WORK TO COMPLETE
Find and copy each line of the records where the string "FINNEY" shows up.

§ §

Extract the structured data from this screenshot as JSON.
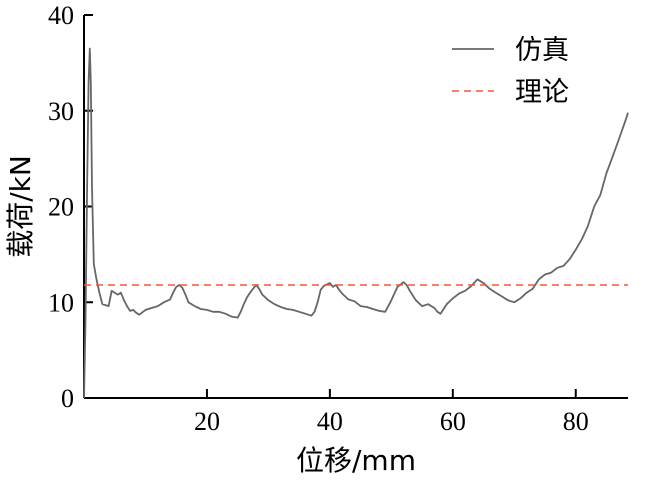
{
  "chart_data": {
    "type": "line",
    "title": "",
    "xlabel": "位移/mm",
    "ylabel": "载荷/kN",
    "xlim": [
      0,
      88.5
    ],
    "ylim": [
      0,
      40
    ],
    "xticks": [
      20,
      40,
      60,
      80
    ],
    "yticks": [
      0,
      10,
      20,
      30,
      40
    ],
    "grid": false,
    "legend_position": "top-right",
    "series": [
      {
        "name": "仿真",
        "color": "#666666",
        "style": "solid",
        "points": [
          [
            0,
            0
          ],
          [
            0.25,
            8
          ],
          [
            0.5,
            22
          ],
          [
            0.75,
            33
          ],
          [
            0.95,
            36.5
          ],
          [
            1.1,
            33
          ],
          [
            1.3,
            22
          ],
          [
            1.6,
            14
          ],
          [
            2.0,
            12.5
          ],
          [
            2.5,
            11
          ],
          [
            3.0,
            9.8
          ],
          [
            3.5,
            9.7
          ],
          [
            4.0,
            9.6
          ],
          [
            4.5,
            11.2
          ],
          [
            5.0,
            11.0
          ],
          [
            5.5,
            10.8
          ],
          [
            6.0,
            11.0
          ],
          [
            6.5,
            10.2
          ],
          [
            7.0,
            9.6
          ],
          [
            7.5,
            9.1
          ],
          [
            8.0,
            9.2
          ],
          [
            8.5,
            8.9
          ],
          [
            9.0,
            8.7
          ],
          [
            10.0,
            9.2
          ],
          [
            11.0,
            9.4
          ],
          [
            12.0,
            9.6
          ],
          [
            13.0,
            10.0
          ],
          [
            14.0,
            10.3
          ],
          [
            14.5,
            11.0
          ],
          [
            15.0,
            11.6
          ],
          [
            15.5,
            11.8
          ],
          [
            16.0,
            11.5
          ],
          [
            16.5,
            10.8
          ],
          [
            17.0,
            10.0
          ],
          [
            18.0,
            9.6
          ],
          [
            19.0,
            9.3
          ],
          [
            20.0,
            9.2
          ],
          [
            21.0,
            9.0
          ],
          [
            22.0,
            9.0
          ],
          [
            23.0,
            8.8
          ],
          [
            24.0,
            8.5
          ],
          [
            25.0,
            8.4
          ],
          [
            25.5,
            9.0
          ],
          [
            26.0,
            9.8
          ],
          [
            26.5,
            10.5
          ],
          [
            27.0,
            11.0
          ],
          [
            27.5,
            11.4
          ],
          [
            28.0,
            11.8
          ],
          [
            28.5,
            11.4
          ],
          [
            29.0,
            10.8
          ],
          [
            30.0,
            10.2
          ],
          [
            31.0,
            9.8
          ],
          [
            32.0,
            9.5
          ],
          [
            33.0,
            9.3
          ],
          [
            34.0,
            9.2
          ],
          [
            35.0,
            9.0
          ],
          [
            36.0,
            8.8
          ],
          [
            37.0,
            8.6
          ],
          [
            37.5,
            9.0
          ],
          [
            38.0,
            10.0
          ],
          [
            38.5,
            11.3
          ],
          [
            39.0,
            11.7
          ],
          [
            40.0,
            12.0
          ],
          [
            40.5,
            11.6
          ],
          [
            41.0,
            11.8
          ],
          [
            41.5,
            11.3
          ],
          [
            42.0,
            10.9
          ],
          [
            43.0,
            10.3
          ],
          [
            44.0,
            10.1
          ],
          [
            45.0,
            9.6
          ],
          [
            46.0,
            9.5
          ],
          [
            47.0,
            9.3
          ],
          [
            48.0,
            9.1
          ],
          [
            49.0,
            9.0
          ],
          [
            49.5,
            9.6
          ],
          [
            50.0,
            10.2
          ],
          [
            51.0,
            11.6
          ],
          [
            52.0,
            12.1
          ],
          [
            52.5,
            11.8
          ],
          [
            53.0,
            11.2
          ],
          [
            54.0,
            10.2
          ],
          [
            55.0,
            9.6
          ],
          [
            56.0,
            9.8
          ],
          [
            57.0,
            9.4
          ],
          [
            57.5,
            9.0
          ],
          [
            58.0,
            8.8
          ],
          [
            58.5,
            9.3
          ],
          [
            59.0,
            9.8
          ],
          [
            60.0,
            10.4
          ],
          [
            61.0,
            10.9
          ],
          [
            62.0,
            11.2
          ],
          [
            63.0,
            11.7
          ],
          [
            64.0,
            12.4
          ],
          [
            65.0,
            12.0
          ],
          [
            66.0,
            11.4
          ],
          [
            67.0,
            11.0
          ],
          [
            68.0,
            10.6
          ],
          [
            69.0,
            10.2
          ],
          [
            70.0,
            10.0
          ],
          [
            71.0,
            10.4
          ],
          [
            72.0,
            11.0
          ],
          [
            73.0,
            11.4
          ],
          [
            74.0,
            12.4
          ],
          [
            75.0,
            12.9
          ],
          [
            76.0,
            13.1
          ],
          [
            77.0,
            13.6
          ],
          [
            78.0,
            13.8
          ],
          [
            79.0,
            14.5
          ],
          [
            80.0,
            15.5
          ],
          [
            81.0,
            16.6
          ],
          [
            82.0,
            18.0
          ],
          [
            83.0,
            20.0
          ],
          [
            84.0,
            21.2
          ],
          [
            85.0,
            23.5
          ],
          [
            86.0,
            25.2
          ],
          [
            87.0,
            27.0
          ],
          [
            88.0,
            28.8
          ],
          [
            88.5,
            29.8
          ]
        ]
      },
      {
        "name": "理论",
        "color": "#ff5533",
        "style": "dashed",
        "points": [
          [
            0,
            11.8
          ],
          [
            88.5,
            11.8
          ]
        ]
      }
    ]
  }
}
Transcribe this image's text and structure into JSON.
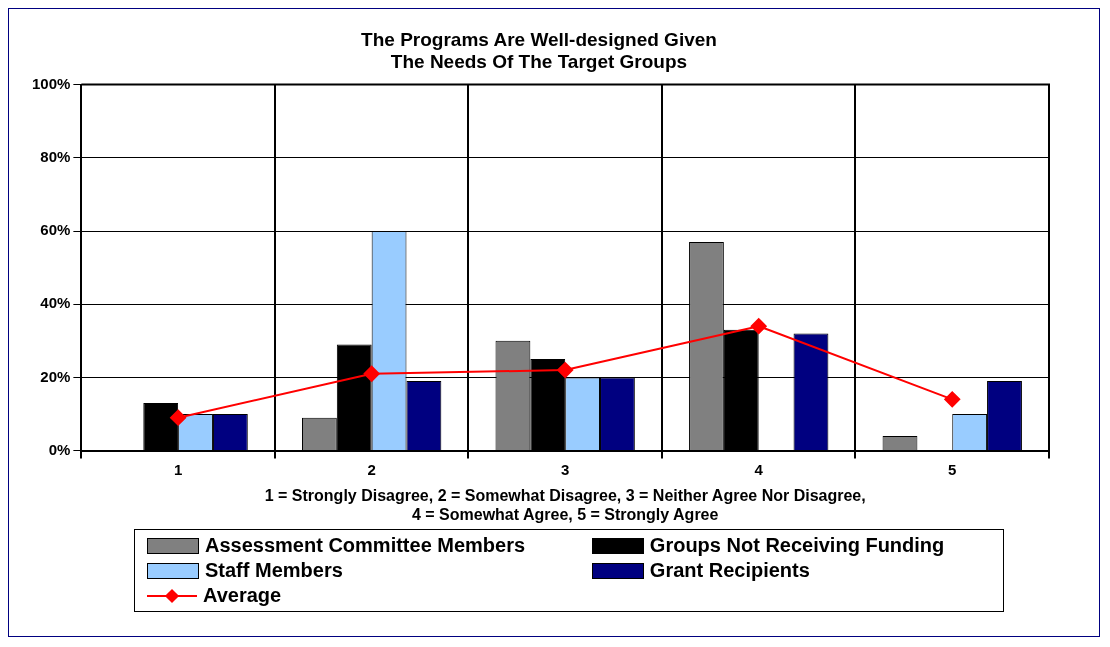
{
  "chart_data": {
    "type": "bar",
    "title": "The Programs Are Well-designed Given\nThe Needs Of The Target Groups",
    "xlabel": "1 = Strongly Disagree, 2 = Somewhat Disagree, 3 = Neither Agree Nor Disagree,\n4 = Somewhat Agree, 5 = Strongly Agree",
    "categories": [
      "1",
      "2",
      "3",
      "4",
      "5"
    ],
    "series": [
      {
        "name": "Assessment Committee Members",
        "color": "#808080",
        "values": [
          0,
          9,
          30,
          57,
          4
        ]
      },
      {
        "name": "Groups Not Receiving Funding",
        "color": "#000000",
        "values": [
          13,
          29,
          25,
          33,
          0
        ]
      },
      {
        "name": "Staff Members",
        "color": "#99ccff",
        "values": [
          10,
          60,
          20,
          0,
          10
        ]
      },
      {
        "name": "Grant Recipients",
        "color": "#000080",
        "values": [
          10,
          19,
          20,
          32,
          19
        ]
      },
      {
        "name": "Average",
        "type": "line",
        "color": "#ff0000",
        "marker": "diamond",
        "values": [
          9,
          21,
          22,
          34,
          14
        ]
      }
    ],
    "ylim": [
      0,
      100
    ],
    "yticks": [
      {
        "value": 0,
        "label": "0%"
      },
      {
        "value": 20,
        "label": "20%"
      },
      {
        "value": 40,
        "label": "40%"
      },
      {
        "value": 60,
        "label": "60%"
      },
      {
        "value": 80,
        "label": "80%"
      },
      {
        "value": 100,
        "label": "100%"
      }
    ],
    "grid": true,
    "legend": "bottom"
  }
}
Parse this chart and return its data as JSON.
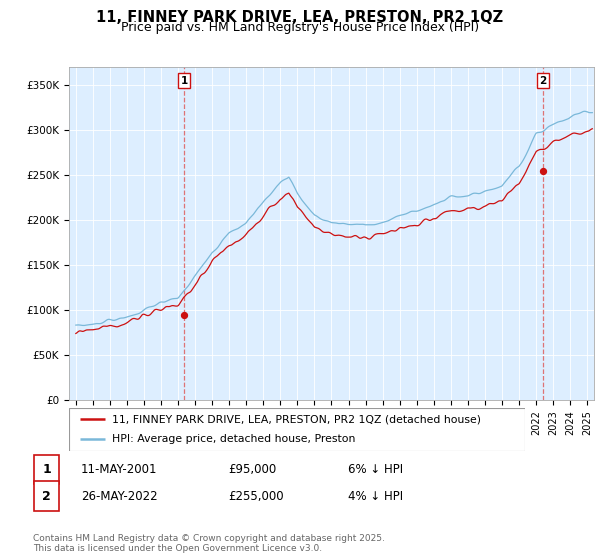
{
  "title": "11, FINNEY PARK DRIVE, LEA, PRESTON, PR2 1QZ",
  "subtitle": "Price paid vs. HM Land Registry's House Price Index (HPI)",
  "ylim": [
    0,
    370000
  ],
  "yticks": [
    0,
    50000,
    100000,
    150000,
    200000,
    250000,
    300000,
    350000
  ],
  "ytick_labels": [
    "£0",
    "£50K",
    "£100K",
    "£150K",
    "£200K",
    "£250K",
    "£300K",
    "£350K"
  ],
  "sale1_date": 2001.36,
  "sale1_price": 95000,
  "sale2_date": 2022.4,
  "sale2_price": 255000,
  "hpi_color": "#7ab8d9",
  "price_color": "#cc1111",
  "vline_color": "#dd6666",
  "bg_color": "#ddeeff",
  "grid_color": "#ffffff",
  "legend_label1": "11, FINNEY PARK DRIVE, LEA, PRESTON, PR2 1QZ (detached house)",
  "legend_label2": "HPI: Average price, detached house, Preston",
  "table_row1": [
    "1",
    "11-MAY-2001",
    "£95,000",
    "6% ↓ HPI"
  ],
  "table_row2": [
    "2",
    "26-MAY-2022",
    "£255,000",
    "4% ↓ HPI"
  ],
  "footnote": "Contains HM Land Registry data © Crown copyright and database right 2025.\nThis data is licensed under the Open Government Licence v3.0.",
  "title_fontsize": 10.5,
  "subtitle_fontsize": 9,
  "tick_fontsize": 7.5,
  "legend_fontsize": 7.8,
  "table_fontsize": 8.5,
  "footnote_fontsize": 6.5,
  "hpi_curve": {
    "nodes_x": [
      1995,
      1996,
      1997,
      1998,
      1999,
      2000,
      2001,
      2002,
      2003,
      2004,
      2005,
      2006,
      2007,
      2007.5,
      2008,
      2009,
      2010,
      2011,
      2012,
      2013,
      2014,
      2015,
      2016,
      2017,
      2018,
      2019,
      2020,
      2021,
      2022,
      2022.5,
      2023,
      2024,
      2025
    ],
    "nodes_y": [
      82000,
      84000,
      88000,
      93000,
      100000,
      108000,
      115000,
      138000,
      165000,
      185000,
      198000,
      220000,
      242000,
      248000,
      230000,
      205000,
      198000,
      195000,
      194000,
      198000,
      205000,
      210000,
      218000,
      225000,
      228000,
      232000,
      238000,
      260000,
      295000,
      300000,
      308000,
      315000,
      320000
    ]
  },
  "price_ratio": 0.93,
  "noise_scale_hpi": 2500,
  "noise_scale_price": 3500,
  "noise_seed": 17
}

§ §

RESPONSE
  "title": "11, FINNEY PARK DRIVE, LEA, PRESTON, PR2 1QZ",
  "legend_label1": "11, FINNEY PARK DRIVE, LEA, PRESTON, PR2 1QZ (detached house)",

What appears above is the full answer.